Items from a figure collection
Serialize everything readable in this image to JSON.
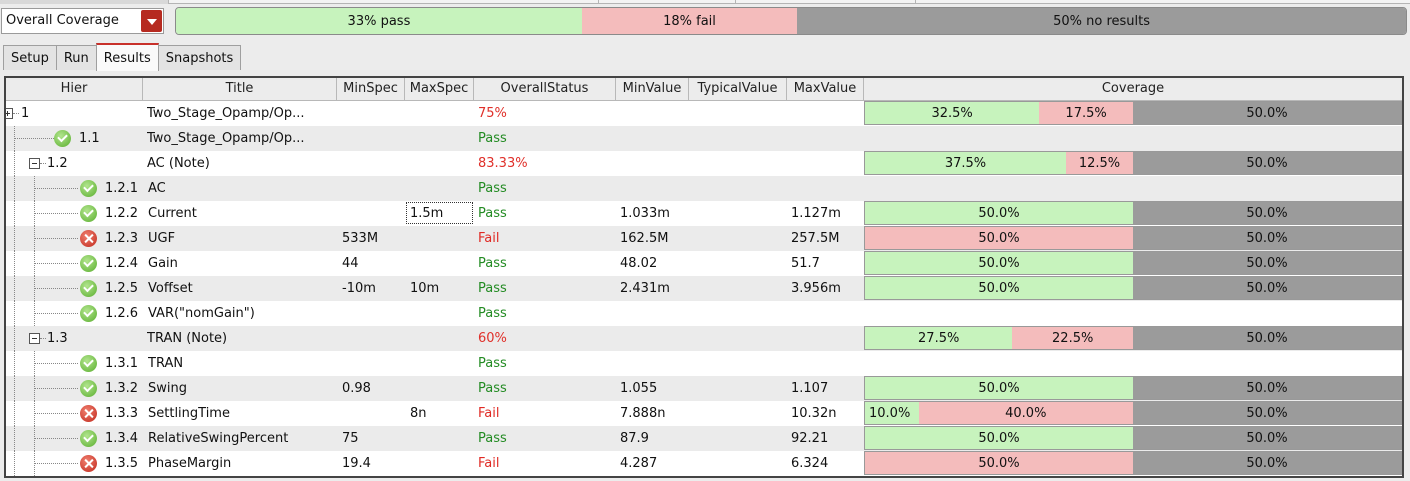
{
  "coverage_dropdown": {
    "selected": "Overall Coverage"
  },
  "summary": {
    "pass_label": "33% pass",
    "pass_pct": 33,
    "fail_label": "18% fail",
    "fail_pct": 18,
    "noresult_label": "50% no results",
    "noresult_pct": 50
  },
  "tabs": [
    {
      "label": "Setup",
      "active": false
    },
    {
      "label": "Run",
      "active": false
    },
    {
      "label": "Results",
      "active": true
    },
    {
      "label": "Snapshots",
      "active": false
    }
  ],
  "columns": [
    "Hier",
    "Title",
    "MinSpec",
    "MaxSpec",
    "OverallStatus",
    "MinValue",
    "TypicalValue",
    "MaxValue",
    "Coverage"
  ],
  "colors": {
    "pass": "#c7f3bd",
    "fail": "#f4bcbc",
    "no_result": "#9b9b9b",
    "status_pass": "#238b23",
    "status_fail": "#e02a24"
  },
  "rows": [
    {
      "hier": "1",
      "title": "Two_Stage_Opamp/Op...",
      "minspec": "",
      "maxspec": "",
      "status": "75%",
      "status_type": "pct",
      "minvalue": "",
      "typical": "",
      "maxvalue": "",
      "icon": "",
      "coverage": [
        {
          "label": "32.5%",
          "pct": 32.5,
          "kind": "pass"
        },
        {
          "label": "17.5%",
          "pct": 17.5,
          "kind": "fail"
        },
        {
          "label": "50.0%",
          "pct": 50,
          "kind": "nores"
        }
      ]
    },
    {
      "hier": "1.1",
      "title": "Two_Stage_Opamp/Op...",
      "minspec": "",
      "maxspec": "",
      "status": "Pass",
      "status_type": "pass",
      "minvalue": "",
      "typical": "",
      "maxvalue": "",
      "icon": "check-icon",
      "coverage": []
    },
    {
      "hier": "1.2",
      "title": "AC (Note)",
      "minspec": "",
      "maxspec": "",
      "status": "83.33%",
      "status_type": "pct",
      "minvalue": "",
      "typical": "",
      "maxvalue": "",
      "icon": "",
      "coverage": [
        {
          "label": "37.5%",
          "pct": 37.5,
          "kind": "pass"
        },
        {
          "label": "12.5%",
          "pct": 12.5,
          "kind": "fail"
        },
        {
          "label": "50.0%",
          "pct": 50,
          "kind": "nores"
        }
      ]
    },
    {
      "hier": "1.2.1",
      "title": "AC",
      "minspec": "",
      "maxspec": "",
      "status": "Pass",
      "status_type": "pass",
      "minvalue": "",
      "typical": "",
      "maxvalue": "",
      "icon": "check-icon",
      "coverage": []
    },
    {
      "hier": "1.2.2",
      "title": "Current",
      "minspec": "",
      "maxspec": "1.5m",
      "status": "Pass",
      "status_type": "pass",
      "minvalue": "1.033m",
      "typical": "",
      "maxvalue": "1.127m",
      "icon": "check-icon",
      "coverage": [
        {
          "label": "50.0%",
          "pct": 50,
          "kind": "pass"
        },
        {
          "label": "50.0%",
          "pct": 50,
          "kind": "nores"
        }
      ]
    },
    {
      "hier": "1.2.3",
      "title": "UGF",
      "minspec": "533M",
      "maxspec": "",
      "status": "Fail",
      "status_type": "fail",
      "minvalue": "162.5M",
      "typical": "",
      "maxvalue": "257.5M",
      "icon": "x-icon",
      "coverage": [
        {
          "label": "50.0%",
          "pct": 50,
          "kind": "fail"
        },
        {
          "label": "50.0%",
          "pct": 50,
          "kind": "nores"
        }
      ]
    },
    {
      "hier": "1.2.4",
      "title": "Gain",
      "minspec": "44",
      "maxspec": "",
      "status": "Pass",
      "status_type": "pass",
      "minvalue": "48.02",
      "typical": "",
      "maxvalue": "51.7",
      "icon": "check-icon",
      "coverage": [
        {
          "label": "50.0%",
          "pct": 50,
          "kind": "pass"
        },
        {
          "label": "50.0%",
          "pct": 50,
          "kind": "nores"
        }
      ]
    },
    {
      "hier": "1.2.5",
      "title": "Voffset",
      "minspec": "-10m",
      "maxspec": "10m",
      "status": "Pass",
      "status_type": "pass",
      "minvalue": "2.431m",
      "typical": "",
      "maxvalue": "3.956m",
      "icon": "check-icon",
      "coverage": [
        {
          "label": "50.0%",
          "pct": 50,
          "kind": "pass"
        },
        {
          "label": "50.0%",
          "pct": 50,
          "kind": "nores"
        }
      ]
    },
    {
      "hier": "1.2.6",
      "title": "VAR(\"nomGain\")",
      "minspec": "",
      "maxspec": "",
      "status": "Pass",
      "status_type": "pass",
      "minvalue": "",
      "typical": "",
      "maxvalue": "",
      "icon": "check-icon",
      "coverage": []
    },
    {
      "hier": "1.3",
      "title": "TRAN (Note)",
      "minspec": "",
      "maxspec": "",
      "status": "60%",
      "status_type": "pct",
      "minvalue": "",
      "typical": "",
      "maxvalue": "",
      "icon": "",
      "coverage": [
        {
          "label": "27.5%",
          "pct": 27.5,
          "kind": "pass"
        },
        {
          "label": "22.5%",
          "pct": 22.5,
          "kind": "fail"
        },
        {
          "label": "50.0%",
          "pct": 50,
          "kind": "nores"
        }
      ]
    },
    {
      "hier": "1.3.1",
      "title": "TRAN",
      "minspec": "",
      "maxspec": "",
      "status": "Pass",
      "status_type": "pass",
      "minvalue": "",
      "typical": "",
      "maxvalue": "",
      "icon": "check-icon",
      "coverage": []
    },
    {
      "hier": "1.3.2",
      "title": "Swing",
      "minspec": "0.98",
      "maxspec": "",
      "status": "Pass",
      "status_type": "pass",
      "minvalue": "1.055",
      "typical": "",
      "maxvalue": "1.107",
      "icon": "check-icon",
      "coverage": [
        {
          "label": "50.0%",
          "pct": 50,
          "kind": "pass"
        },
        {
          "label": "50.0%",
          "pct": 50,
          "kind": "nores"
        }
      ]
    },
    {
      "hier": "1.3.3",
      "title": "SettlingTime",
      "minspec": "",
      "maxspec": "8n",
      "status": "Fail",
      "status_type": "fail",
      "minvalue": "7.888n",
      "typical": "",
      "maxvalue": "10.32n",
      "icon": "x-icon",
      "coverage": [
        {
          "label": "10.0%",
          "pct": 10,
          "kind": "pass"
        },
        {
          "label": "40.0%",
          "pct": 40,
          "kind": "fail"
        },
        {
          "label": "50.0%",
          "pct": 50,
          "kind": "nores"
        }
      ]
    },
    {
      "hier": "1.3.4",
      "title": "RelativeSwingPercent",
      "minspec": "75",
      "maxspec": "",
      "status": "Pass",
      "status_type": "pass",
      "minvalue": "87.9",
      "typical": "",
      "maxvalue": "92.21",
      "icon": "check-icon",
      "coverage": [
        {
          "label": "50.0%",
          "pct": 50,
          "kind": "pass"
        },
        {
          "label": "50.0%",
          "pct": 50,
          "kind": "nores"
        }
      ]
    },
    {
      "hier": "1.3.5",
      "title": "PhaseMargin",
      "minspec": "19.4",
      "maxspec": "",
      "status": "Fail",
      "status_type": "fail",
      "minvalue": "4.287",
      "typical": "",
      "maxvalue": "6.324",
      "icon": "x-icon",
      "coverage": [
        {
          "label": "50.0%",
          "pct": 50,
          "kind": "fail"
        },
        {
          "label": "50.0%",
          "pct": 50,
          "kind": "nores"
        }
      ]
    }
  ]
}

• [Exercise requirements] Quote each line of the listing exactly, but leave the pictures out.

• [Result of this exercise]
Serialize everything readable in this image to JSON.
{
  "coverage_dropdown": {
    "selected": "Overall Coverage"
  },
  "summary": {
    "pass_label": "33% pass",
    "pass_pct": 33,
    "fail_label": "18% fail",
    "fail_pct": 18,
    "noresult_label": "50% no results",
    "noresult_pct": 50
  },
  "tabs": [
    {
      "label": "Setup",
      "active": false
    },
    {
      "label": "Run",
      "active": false
    },
    {
      "label": "Results",
      "active": true
    },
    {
      "label": "Snapshots",
      "active": false
    }
  ],
  "columns": [
    "Hier",
    "Title",
    "MinSpec",
    "MaxSpec",
    "OverallStatus",
    "MinValue",
    "TypicalValue",
    "MaxValue",
    "Coverage"
  ],
  "colors": {
    "pass": "#c7f3bd",
    "fail": "#f4bcbc",
    "no_result": "#9b9b9b",
    "status_pass": "#238b23",
    "status_fail": "#e02a24"
  },
  "rows": [
    {
      "hier": "1",
      "title": "Two_Stage_Opamp/Op...",
      "minspec": "",
      "maxspec": "",
      "status": "75%",
      "status_type": "pct",
      "minvalue": "",
      "typical": "",
      "maxvalue": "",
      "icon": "",
      "coverage": [
        {
          "label": "32.5%",
          "pct": 32.5,
          "kind": "pass"
        },
        {
          "label": "17.5%",
          "pct": 17.5,
          "kind": "fail"
        },
        {
          "label": "50.0%",
          "pct": 50,
          "kind": "nores"
        }
      ]
    },
    {
      "hier": "1.1",
      "title": "Two_Stage_Opamp/Op...",
      "minspec": "",
      "maxspec": "",
      "status": "Pass",
      "status_type": "pass",
      "minvalue": "",
      "typical": "",
      "maxvalue": "",
      "icon": "check-icon",
      "coverage": []
    },
    {
      "hier": "1.2",
      "title": "AC (Note)",
      "minspec": "",
      "maxspec": "",
      "status": "83.33%",
      "status_type": "pct",
      "minvalue": "",
      "typical": "",
      "maxvalue": "",
      "icon": "",
      "coverage": [
        {
          "label": "37.5%",
          "pct": 37.5,
          "kind": "pass"
        },
        {
          "label": "12.5%",
          "pct": 12.5,
          "kind": "fail"
        },
        {
          "label": "50.0%",
          "pct": 50,
          "kind": "nores"
        }
      ]
    },
    {
      "hier": "1.2.1",
      "title": "AC",
      "minspec": "",
      "maxspec": "",
      "status": "Pass",
      "status_type": "pass",
      "minvalue": "",
      "typical": "",
      "maxvalue": "",
      "icon": "check-icon",
      "coverage": []
    },
    {
      "hier": "1.2.2",
      "title": "Current",
      "minspec": "",
      "maxspec": "1.5m",
      "status": "Pass",
      "status_type": "pass",
      "minvalue": "1.033m",
      "typical": "",
      "maxvalue": "1.127m",
      "icon": "check-icon",
      "coverage": [
        {
          "label": "50.0%",
          "pct": 50,
          "kind": "pass"
        },
        {
          "label": "50.0%",
          "pct": 50,
          "kind": "nores"
        }
      ]
    },
    {
      "hier": "1.2.3",
      "title": "UGF",
      "minspec": "533M",
      "maxspec": "",
      "status": "Fail",
      "status_type": "fail",
      "minvalue": "162.5M",
      "typical": "",
      "maxvalue": "257.5M",
      "icon": "x-icon",
      "coverage": [
        {
          "label": "50.0%",
          "pct": 50,
          "kind": "fail"
        },
        {
          "label": "50.0%",
          "pct": 50,
          "kind": "nores"
        }
      ]
    },
    {
      "hier": "1.2.4",
      "title": "Gain",
      "minspec": "44",
      "maxspec": "",
      "status": "Pass",
      "status_type": "pass",
      "minvalue": "48.02",
      "typical": "",
      "maxvalue": "51.7",
      "icon": "check-icon",
      "coverage": [
        {
          "label": "50.0%",
          "pct": 50,
          "kind": "pass"
        },
        {
          "label": "50.0%",
          "pct": 50,
          "kind": "nores"
        }
      ]
    },
    {
      "hier": "1.2.5",
      "title": "Voffset",
      "minspec": "-10m",
      "maxspec": "10m",
      "status": "Pass",
      "status_type": "pass",
      "minvalue": "2.431m",
      "typical": "",
      "maxvalue": "3.956m",
      "icon": "check-icon",
      "coverage": [
        {
          "label": "50.0%",
          "pct": 50,
          "kind": "pass"
        },
        {
          "label": "50.0%",
          "pct": 50,
          "kind": "nores"
        }
      ]
    },
    {
      "hier": "1.2.6",
      "title": "VAR(\"nomGain\")",
      "minspec": "",
      "maxspec": "",
      "status": "Pass",
      "status_type": "pass",
      "minvalue": "",
      "typical": "",
      "maxvalue": "",
      "icon": "check-icon",
      "coverage": []
    },
    {
      "hier": "1.3",
      "title": "TRAN (Note)",
      "minspec": "",
      "maxspec": "",
      "status": "60%",
      "status_type": "pct",
      "minvalue": "",
      "typical": "",
      "maxvalue": "",
      "icon": "",
      "coverage": [
        {
          "label": "27.5%",
          "pct": 27.5,
          "kind": "pass"
        },
        {
          "label": "22.5%",
          "pct": 22.5,
          "kind": "fail"
        },
        {
          "label": "50.0%",
          "pct": 50,
          "kind": "nores"
        }
      ]
    },
    {
      "hier": "1.3.1",
      "title": "TRAN",
      "minspec": "",
      "maxspec": "",
      "status": "Pass",
      "status_type": "pass",
      "minvalue": "",
      "typical": "",
      "maxvalue": "",
      "icon": "check-icon",
      "coverage": []
    },
    {
      "hier": "1.3.2",
      "title": "Swing",
      "minspec": "0.98",
      "maxspec": "",
      "status": "Pass",
      "status_type": "pass",
      "minvalue": "1.055",
      "typical": "",
      "maxvalue": "1.107",
      "icon": "check-icon",
      "coverage": [
        {
          "label": "50.0%",
          "pct": 50,
          "kind": "pass"
        },
        {
          "label": "50.0%",
          "pct": 50,
          "kind": "nores"
        }
      ]
    },
    {
      "hier": "1.3.3",
      "title": "SettlingTime",
      "minspec": "",
      "maxspec": "8n",
      "status": "Fail",
      "status_type": "fail",
      "minvalue": "7.888n",
      "typical": "",
      "maxvalue": "10.32n",
      "icon": "x-icon",
      "coverage": [
        {
          "label": "10.0%",
          "pct": 10,
          "kind": "pass"
        },
        {
          "label": "40.0%",
          "pct": 40,
          "kind": "fail"
        },
        {
          "label": "50.0%",
          "pct": 50,
          "kind": "nores"
        }
      ]
    },
    {
      "hier": "1.3.4",
      "title": "RelativeSwingPercent",
      "minspec": "75",
      "maxspec": "",
      "status": "Pass",
      "status_type": "pass",
      "minvalue": "87.9",
      "typical": "",
      "maxvalue": "92.21",
      "icon": "check-icon",
      "coverage": [
        {
          "label": "50.0%",
          "pct": 50,
          "kind": "pass"
        },
        {
          "label": "50.0%",
          "pct": 50,
          "kind": "nores"
        }
      ]
    },
    {
      "hier": "1.3.5",
      "title": "PhaseMargin",
      "minspec": "19.4",
      "maxspec": "",
      "status": "Fail",
      "status_type": "fail",
      "minvalue": "4.287",
      "typical": "",
      "maxvalue": "6.324",
      "icon": "x-icon",
      "coverage": [
        {
          "label": "50.0%",
          "pct": 50,
          "kind": "fail"
        },
        {
          "label": "50.0%",
          "pct": 50,
          "kind": "nores"
        }
      ]
    }
  ]
}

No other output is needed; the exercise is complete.